WHAT TO PRODUCE → Go through the records underneath and write each one out again exactly.

--------

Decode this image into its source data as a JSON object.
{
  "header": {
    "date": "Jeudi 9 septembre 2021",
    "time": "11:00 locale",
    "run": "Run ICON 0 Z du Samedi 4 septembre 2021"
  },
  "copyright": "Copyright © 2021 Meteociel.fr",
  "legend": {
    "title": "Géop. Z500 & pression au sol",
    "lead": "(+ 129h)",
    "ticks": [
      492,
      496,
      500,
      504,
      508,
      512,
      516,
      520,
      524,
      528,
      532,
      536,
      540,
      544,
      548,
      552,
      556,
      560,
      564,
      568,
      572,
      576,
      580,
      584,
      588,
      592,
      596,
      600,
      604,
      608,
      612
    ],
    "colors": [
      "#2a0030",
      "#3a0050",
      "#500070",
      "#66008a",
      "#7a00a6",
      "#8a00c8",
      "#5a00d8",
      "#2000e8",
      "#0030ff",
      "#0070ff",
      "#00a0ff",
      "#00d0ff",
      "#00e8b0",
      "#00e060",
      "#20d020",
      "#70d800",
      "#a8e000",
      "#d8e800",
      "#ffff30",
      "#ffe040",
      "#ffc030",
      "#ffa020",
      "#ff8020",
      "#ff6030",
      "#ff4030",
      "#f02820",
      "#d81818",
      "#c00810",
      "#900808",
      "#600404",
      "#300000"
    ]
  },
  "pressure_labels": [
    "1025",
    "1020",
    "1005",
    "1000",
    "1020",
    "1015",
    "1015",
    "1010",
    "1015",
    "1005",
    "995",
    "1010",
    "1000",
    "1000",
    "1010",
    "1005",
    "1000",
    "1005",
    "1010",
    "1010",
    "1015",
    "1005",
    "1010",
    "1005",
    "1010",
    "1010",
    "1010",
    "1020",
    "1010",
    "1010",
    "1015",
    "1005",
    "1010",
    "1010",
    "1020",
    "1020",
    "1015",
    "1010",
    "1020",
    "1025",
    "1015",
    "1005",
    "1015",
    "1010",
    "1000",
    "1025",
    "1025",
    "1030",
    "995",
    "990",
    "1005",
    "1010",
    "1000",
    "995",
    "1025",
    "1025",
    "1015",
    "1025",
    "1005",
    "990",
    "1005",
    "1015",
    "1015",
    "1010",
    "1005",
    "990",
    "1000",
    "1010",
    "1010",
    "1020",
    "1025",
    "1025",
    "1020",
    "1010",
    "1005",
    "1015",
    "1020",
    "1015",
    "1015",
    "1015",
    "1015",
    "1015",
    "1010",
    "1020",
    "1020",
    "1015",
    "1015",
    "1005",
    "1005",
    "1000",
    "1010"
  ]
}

--------

ANSWER TO THE PROBLEM →
Decode this image into its source data as a JSON object.
{
  "header": {
    "date": "Jeudi 9 septembre 2021",
    "time": "11:00 locale",
    "run": "Run ICON 0 Z du Samedi 4 septembre 2021"
  },
  "copyright": "Copyright © 2021 Meteociel.fr",
  "legend": {
    "title": "Géop. Z500 & pression au sol",
    "lead": "(+ 129h)",
    "ticks": [
      492,
      496,
      500,
      504,
      508,
      512,
      516,
      520,
      524,
      528,
      532,
      536,
      540,
      544,
      548,
      552,
      556,
      560,
      564,
      568,
      572,
      576,
      580,
      584,
      588,
      592,
      596,
      600,
      604,
      608,
      612
    ],
    "colors": [
      "#2a0030",
      "#3a0050",
      "#500070",
      "#66008a",
      "#7a00a6",
      "#8a00c8",
      "#5a00d8",
      "#2000e8",
      "#0030ff",
      "#0070ff",
      "#00a0ff",
      "#00d0ff",
      "#00e8b0",
      "#00e060",
      "#20d020",
      "#70d800",
      "#a8e000",
      "#d8e800",
      "#ffff30",
      "#ffe040",
      "#ffc030",
      "#ffa020",
      "#ff8020",
      "#ff6030",
      "#ff4030",
      "#f02820",
      "#d81818",
      "#c00810",
      "#900808",
      "#600404",
      "#300000"
    ]
  },
  "pressure_labels": [
    "1025",
    "1020",
    "1005",
    "1000",
    "1020",
    "1015",
    "1015",
    "1010",
    "1015",
    "1005",
    "995",
    "1010",
    "1000",
    "1000",
    "1010",
    "1005",
    "1000",
    "1005",
    "1010",
    "1010",
    "1015",
    "1005",
    "1010",
    "1005",
    "1010",
    "1010",
    "1010",
    "1020",
    "1010",
    "1010",
    "1015",
    "1005",
    "1010",
    "1010",
    "1020",
    "1020",
    "1015",
    "1010",
    "1020",
    "1025",
    "1015",
    "1005",
    "1015",
    "1010",
    "1000",
    "1025",
    "1025",
    "1030",
    "995",
    "990",
    "1005",
    "1010",
    "1000",
    "995",
    "1025",
    "1025",
    "1015",
    "1025",
    "1005",
    "990",
    "1005",
    "1015",
    "1015",
    "1010",
    "1005",
    "990",
    "1000",
    "1010",
    "1010",
    "1020",
    "1025",
    "1025",
    "1020",
    "1010",
    "1005",
    "1015",
    "1020",
    "1015",
    "1015",
    "1015",
    "1015",
    "1015",
    "1010",
    "1020",
    "1020",
    "1015",
    "1015",
    "1005",
    "1005",
    "1000",
    "1010"
  ]
}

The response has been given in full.